→ Task description:
Would you write out the entries below, every one of them, exactly?

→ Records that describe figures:
# # # # #

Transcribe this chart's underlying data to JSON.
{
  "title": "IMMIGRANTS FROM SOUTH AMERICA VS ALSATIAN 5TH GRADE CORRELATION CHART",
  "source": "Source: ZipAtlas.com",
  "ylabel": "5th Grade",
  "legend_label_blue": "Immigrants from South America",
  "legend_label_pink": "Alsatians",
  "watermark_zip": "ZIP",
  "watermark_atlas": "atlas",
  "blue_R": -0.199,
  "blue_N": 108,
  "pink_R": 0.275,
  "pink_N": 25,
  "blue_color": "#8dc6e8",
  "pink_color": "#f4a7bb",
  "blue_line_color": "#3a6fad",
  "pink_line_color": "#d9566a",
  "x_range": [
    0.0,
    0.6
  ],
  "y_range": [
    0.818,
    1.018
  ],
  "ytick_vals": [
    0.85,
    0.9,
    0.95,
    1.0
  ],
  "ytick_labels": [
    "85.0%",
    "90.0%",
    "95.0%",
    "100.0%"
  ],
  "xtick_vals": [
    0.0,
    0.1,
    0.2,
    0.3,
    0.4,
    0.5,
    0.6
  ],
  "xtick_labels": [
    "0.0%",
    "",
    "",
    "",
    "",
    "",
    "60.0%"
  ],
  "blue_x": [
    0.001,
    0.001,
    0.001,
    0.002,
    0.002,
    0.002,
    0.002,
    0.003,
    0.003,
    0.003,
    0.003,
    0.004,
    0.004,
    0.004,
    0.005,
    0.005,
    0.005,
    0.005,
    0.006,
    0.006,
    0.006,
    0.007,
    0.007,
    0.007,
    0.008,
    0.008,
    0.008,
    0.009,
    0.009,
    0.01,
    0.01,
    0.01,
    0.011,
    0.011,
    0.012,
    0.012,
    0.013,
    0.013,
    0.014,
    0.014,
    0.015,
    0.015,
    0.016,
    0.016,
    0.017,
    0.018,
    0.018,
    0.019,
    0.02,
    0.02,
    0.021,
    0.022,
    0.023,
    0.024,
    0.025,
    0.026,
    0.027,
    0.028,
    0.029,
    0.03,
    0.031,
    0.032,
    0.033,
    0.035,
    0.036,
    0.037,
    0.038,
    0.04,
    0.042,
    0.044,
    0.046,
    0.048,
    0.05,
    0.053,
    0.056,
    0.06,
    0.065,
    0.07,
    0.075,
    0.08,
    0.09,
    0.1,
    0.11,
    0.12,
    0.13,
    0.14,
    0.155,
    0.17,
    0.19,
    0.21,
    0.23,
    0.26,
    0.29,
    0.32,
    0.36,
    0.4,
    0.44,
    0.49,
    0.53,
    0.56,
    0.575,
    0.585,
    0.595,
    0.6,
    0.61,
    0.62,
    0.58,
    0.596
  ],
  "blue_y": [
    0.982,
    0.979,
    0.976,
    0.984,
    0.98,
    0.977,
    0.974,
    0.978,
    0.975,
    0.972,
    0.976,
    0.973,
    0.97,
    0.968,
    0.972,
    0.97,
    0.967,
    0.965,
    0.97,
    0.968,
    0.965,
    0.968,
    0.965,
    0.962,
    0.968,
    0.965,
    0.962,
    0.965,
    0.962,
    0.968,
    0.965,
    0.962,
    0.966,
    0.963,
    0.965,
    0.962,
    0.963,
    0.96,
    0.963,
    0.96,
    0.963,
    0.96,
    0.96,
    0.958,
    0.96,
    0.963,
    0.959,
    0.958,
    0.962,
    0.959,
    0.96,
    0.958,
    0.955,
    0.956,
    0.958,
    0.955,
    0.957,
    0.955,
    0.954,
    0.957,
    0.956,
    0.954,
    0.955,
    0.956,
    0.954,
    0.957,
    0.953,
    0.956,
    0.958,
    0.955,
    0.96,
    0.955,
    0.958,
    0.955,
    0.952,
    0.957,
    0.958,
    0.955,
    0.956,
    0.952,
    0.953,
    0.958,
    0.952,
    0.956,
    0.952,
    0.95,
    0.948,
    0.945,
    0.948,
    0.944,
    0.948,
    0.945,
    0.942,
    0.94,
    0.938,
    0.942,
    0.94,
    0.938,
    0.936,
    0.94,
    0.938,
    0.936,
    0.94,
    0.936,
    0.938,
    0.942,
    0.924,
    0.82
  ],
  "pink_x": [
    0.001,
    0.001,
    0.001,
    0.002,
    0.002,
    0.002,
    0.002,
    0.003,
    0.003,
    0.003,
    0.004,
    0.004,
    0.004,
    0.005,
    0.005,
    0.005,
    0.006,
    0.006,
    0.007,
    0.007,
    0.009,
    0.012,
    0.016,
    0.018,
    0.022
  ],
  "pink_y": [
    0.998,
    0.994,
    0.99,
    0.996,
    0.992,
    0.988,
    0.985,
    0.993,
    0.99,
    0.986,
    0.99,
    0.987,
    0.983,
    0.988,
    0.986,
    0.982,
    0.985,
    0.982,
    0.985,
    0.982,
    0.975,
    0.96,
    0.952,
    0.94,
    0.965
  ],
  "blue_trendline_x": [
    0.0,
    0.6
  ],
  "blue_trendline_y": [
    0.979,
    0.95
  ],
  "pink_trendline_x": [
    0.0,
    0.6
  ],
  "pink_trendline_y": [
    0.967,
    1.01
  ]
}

# # # # #

→ Answer in full:
Transcribe this chart's underlying data to JSON.
{
  "title": "IMMIGRANTS FROM SOUTH AMERICA VS ALSATIAN 5TH GRADE CORRELATION CHART",
  "source": "Source: ZipAtlas.com",
  "ylabel": "5th Grade",
  "legend_label_blue": "Immigrants from South America",
  "legend_label_pink": "Alsatians",
  "watermark_zip": "ZIP",
  "watermark_atlas": "atlas",
  "blue_R": -0.199,
  "blue_N": 108,
  "pink_R": 0.275,
  "pink_N": 25,
  "blue_color": "#8dc6e8",
  "pink_color": "#f4a7bb",
  "blue_line_color": "#3a6fad",
  "pink_line_color": "#d9566a",
  "x_range": [
    0.0,
    0.6
  ],
  "y_range": [
    0.818,
    1.018
  ],
  "ytick_vals": [
    0.85,
    0.9,
    0.95,
    1.0
  ],
  "ytick_labels": [
    "85.0%",
    "90.0%",
    "95.0%",
    "100.0%"
  ],
  "xtick_vals": [
    0.0,
    0.1,
    0.2,
    0.3,
    0.4,
    0.5,
    0.6
  ],
  "xtick_labels": [
    "0.0%",
    "",
    "",
    "",
    "",
    "",
    "60.0%"
  ],
  "blue_x": [
    0.001,
    0.001,
    0.001,
    0.002,
    0.002,
    0.002,
    0.002,
    0.003,
    0.003,
    0.003,
    0.003,
    0.004,
    0.004,
    0.004,
    0.005,
    0.005,
    0.005,
    0.005,
    0.006,
    0.006,
    0.006,
    0.007,
    0.007,
    0.007,
    0.008,
    0.008,
    0.008,
    0.009,
    0.009,
    0.01,
    0.01,
    0.01,
    0.011,
    0.011,
    0.012,
    0.012,
    0.013,
    0.013,
    0.014,
    0.014,
    0.015,
    0.015,
    0.016,
    0.016,
    0.017,
    0.018,
    0.018,
    0.019,
    0.02,
    0.02,
    0.021,
    0.022,
    0.023,
    0.024,
    0.025,
    0.026,
    0.027,
    0.028,
    0.029,
    0.03,
    0.031,
    0.032,
    0.033,
    0.035,
    0.036,
    0.037,
    0.038,
    0.04,
    0.042,
    0.044,
    0.046,
    0.048,
    0.05,
    0.053,
    0.056,
    0.06,
    0.065,
    0.07,
    0.075,
    0.08,
    0.09,
    0.1,
    0.11,
    0.12,
    0.13,
    0.14,
    0.155,
    0.17,
    0.19,
    0.21,
    0.23,
    0.26,
    0.29,
    0.32,
    0.36,
    0.4,
    0.44,
    0.49,
    0.53,
    0.56,
    0.575,
    0.585,
    0.595,
    0.6,
    0.61,
    0.62,
    0.58,
    0.596
  ],
  "blue_y": [
    0.982,
    0.979,
    0.976,
    0.984,
    0.98,
    0.977,
    0.974,
    0.978,
    0.975,
    0.972,
    0.976,
    0.973,
    0.97,
    0.968,
    0.972,
    0.97,
    0.967,
    0.965,
    0.97,
    0.968,
    0.965,
    0.968,
    0.965,
    0.962,
    0.968,
    0.965,
    0.962,
    0.965,
    0.962,
    0.968,
    0.965,
    0.962,
    0.966,
    0.963,
    0.965,
    0.962,
    0.963,
    0.96,
    0.963,
    0.96,
    0.963,
    0.96,
    0.96,
    0.958,
    0.96,
    0.963,
    0.959,
    0.958,
    0.962,
    0.959,
    0.96,
    0.958,
    0.955,
    0.956,
    0.958,
    0.955,
    0.957,
    0.955,
    0.954,
    0.957,
    0.956,
    0.954,
    0.955,
    0.956,
    0.954,
    0.957,
    0.953,
    0.956,
    0.958,
    0.955,
    0.96,
    0.955,
    0.958,
    0.955,
    0.952,
    0.957,
    0.958,
    0.955,
    0.956,
    0.952,
    0.953,
    0.958,
    0.952,
    0.956,
    0.952,
    0.95,
    0.948,
    0.945,
    0.948,
    0.944,
    0.948,
    0.945,
    0.942,
    0.94,
    0.938,
    0.942,
    0.94,
    0.938,
    0.936,
    0.94,
    0.938,
    0.936,
    0.94,
    0.936,
    0.938,
    0.942,
    0.924,
    0.82
  ],
  "pink_x": [
    0.001,
    0.001,
    0.001,
    0.002,
    0.002,
    0.002,
    0.002,
    0.003,
    0.003,
    0.003,
    0.004,
    0.004,
    0.004,
    0.005,
    0.005,
    0.005,
    0.006,
    0.006,
    0.007,
    0.007,
    0.009,
    0.012,
    0.016,
    0.018,
    0.022
  ],
  "pink_y": [
    0.998,
    0.994,
    0.99,
    0.996,
    0.992,
    0.988,
    0.985,
    0.993,
    0.99,
    0.986,
    0.99,
    0.987,
    0.983,
    0.988,
    0.986,
    0.982,
    0.985,
    0.982,
    0.985,
    0.982,
    0.975,
    0.96,
    0.952,
    0.94,
    0.965
  ],
  "blue_trendline_x": [
    0.0,
    0.6
  ],
  "blue_trendline_y": [
    0.979,
    0.95
  ],
  "pink_trendline_x": [
    0.0,
    0.6
  ],
  "pink_trendline_y": [
    0.967,
    1.01
  ]
}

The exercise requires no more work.